◆ JOB: Every line that holds the string "employee" is to be identified and copied.

◆ SUPPLIED MATERIAL:

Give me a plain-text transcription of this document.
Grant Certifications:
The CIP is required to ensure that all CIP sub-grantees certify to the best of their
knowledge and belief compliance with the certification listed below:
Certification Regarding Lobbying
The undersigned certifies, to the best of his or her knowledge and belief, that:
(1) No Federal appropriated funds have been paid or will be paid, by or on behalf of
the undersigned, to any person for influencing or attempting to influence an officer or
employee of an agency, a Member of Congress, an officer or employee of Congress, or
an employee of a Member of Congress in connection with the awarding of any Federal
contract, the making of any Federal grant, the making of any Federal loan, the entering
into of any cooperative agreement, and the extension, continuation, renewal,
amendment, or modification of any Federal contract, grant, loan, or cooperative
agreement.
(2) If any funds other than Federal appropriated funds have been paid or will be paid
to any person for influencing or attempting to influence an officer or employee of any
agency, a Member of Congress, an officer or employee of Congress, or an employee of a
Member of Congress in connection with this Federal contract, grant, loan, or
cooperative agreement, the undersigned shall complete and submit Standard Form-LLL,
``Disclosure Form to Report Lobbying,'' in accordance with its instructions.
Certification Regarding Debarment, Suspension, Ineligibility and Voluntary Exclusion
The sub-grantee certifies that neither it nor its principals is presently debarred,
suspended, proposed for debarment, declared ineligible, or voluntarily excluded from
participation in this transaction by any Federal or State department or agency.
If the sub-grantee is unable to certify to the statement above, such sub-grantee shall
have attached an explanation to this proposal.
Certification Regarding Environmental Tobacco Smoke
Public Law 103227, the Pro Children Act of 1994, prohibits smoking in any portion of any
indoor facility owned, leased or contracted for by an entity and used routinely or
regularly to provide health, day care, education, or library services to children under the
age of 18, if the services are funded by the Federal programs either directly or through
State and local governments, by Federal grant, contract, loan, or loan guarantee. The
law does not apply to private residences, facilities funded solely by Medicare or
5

◆ SOLUTION TO THIS PROBLEM:
employee of an agency, a Member of Congress, an officer or employee of Congress, or
an employee of a Member of Congress in connection with the awarding of any Federal
to any person for influencing or attempting to influence an officer or employee of any
agency, a Member of Congress, an officer or employee of Congress, or an employee of a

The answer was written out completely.